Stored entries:

— BEGIN —

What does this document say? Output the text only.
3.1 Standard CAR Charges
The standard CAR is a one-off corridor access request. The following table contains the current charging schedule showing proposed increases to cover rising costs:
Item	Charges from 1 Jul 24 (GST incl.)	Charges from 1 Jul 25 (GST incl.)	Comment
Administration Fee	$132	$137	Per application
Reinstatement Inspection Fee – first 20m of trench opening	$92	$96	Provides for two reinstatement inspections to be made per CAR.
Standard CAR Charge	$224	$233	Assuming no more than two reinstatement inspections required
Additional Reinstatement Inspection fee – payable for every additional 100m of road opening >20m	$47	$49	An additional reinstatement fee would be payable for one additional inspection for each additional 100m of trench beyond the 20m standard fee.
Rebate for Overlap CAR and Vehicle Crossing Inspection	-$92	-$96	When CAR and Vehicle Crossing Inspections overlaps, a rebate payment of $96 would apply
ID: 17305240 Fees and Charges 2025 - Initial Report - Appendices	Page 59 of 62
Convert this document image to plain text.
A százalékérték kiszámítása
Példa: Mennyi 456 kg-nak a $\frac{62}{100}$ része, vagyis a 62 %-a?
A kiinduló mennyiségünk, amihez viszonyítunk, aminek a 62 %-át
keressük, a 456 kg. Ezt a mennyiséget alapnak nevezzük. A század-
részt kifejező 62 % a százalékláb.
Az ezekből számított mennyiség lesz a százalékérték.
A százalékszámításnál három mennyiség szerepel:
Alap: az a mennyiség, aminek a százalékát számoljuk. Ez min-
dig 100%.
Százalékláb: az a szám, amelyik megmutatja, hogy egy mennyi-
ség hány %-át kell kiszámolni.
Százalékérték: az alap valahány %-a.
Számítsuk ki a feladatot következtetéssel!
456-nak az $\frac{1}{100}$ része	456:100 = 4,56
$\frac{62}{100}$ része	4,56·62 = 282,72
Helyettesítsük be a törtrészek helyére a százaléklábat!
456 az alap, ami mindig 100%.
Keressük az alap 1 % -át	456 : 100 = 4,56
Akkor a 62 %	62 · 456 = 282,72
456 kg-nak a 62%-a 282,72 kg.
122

— END —
— BEGIN —

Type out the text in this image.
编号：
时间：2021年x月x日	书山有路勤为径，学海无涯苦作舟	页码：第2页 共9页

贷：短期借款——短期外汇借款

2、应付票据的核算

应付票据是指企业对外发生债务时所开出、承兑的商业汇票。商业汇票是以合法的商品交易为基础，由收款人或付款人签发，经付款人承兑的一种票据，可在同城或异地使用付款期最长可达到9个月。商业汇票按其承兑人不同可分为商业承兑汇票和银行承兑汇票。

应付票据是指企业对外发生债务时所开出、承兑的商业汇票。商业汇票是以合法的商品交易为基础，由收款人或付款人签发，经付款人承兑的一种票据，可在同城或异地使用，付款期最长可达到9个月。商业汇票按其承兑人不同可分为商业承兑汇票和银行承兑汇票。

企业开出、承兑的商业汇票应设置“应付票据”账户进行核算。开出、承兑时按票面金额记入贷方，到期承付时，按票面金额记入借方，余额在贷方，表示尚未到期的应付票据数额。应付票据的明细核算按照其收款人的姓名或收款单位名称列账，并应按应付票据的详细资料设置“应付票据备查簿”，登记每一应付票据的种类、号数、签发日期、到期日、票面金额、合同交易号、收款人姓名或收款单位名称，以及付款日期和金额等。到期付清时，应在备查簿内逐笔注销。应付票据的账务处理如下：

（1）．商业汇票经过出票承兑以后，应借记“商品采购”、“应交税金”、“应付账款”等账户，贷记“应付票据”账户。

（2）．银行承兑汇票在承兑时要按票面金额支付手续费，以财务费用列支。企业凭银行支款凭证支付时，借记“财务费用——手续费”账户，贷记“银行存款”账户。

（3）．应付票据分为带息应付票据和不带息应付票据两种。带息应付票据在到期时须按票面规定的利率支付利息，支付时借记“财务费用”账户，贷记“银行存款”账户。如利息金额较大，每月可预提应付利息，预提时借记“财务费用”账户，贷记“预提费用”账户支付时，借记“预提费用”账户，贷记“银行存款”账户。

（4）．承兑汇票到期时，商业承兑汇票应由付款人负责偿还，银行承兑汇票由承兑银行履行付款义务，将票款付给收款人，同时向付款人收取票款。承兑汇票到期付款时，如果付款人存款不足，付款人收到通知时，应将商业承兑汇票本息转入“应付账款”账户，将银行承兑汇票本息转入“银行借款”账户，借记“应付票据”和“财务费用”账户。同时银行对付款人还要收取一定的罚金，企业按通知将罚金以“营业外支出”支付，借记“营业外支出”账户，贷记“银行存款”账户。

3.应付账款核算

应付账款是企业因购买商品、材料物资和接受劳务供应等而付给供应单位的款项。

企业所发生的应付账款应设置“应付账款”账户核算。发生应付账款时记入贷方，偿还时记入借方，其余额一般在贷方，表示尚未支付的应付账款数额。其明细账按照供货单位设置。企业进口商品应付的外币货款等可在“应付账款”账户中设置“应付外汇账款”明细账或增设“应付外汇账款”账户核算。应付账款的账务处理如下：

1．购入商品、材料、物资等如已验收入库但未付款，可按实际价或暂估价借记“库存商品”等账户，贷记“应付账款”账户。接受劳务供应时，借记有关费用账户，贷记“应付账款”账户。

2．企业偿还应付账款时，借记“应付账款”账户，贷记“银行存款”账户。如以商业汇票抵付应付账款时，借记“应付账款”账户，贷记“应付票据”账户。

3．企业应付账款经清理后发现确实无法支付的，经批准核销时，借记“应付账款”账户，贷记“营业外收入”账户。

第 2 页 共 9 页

— END —
— BEGIN —

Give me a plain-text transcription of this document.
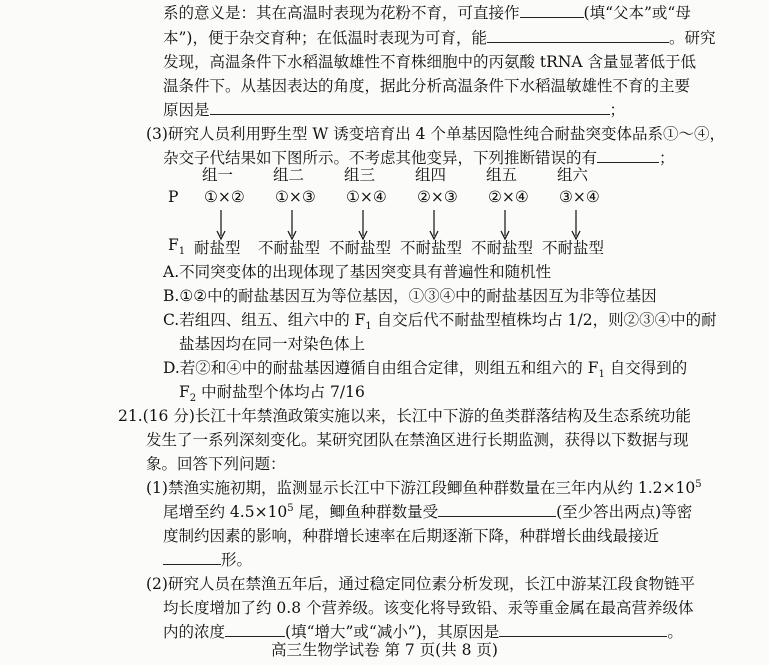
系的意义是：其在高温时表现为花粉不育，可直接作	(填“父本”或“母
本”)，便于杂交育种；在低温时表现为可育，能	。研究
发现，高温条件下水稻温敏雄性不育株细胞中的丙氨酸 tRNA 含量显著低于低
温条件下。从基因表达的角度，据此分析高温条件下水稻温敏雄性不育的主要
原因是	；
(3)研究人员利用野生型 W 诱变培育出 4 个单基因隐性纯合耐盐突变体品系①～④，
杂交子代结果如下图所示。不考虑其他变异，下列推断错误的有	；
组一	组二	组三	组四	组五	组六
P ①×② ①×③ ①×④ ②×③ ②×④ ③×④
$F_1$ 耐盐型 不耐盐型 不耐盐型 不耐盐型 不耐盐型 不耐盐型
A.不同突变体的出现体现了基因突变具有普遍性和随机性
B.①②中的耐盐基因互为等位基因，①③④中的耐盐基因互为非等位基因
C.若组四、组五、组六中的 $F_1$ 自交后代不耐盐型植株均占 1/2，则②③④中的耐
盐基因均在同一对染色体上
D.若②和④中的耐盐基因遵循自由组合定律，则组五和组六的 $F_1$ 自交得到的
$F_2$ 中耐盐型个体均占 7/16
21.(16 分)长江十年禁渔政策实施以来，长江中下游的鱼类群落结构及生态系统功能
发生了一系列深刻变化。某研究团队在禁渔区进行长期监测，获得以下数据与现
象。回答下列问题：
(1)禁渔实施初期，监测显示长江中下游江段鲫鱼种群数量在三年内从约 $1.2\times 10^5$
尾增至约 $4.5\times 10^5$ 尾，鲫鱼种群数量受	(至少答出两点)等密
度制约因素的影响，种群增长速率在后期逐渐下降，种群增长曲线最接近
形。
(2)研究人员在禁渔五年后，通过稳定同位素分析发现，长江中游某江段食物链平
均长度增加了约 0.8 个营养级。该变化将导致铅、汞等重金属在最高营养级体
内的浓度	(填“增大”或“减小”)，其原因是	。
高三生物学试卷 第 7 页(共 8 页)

— END —

*WHAT THE EXERCISE ASKS:* Tally the lines that hold the string "Charges" and state the total, nothing more.

*OUTPUT OF THE EXERCISE:* 3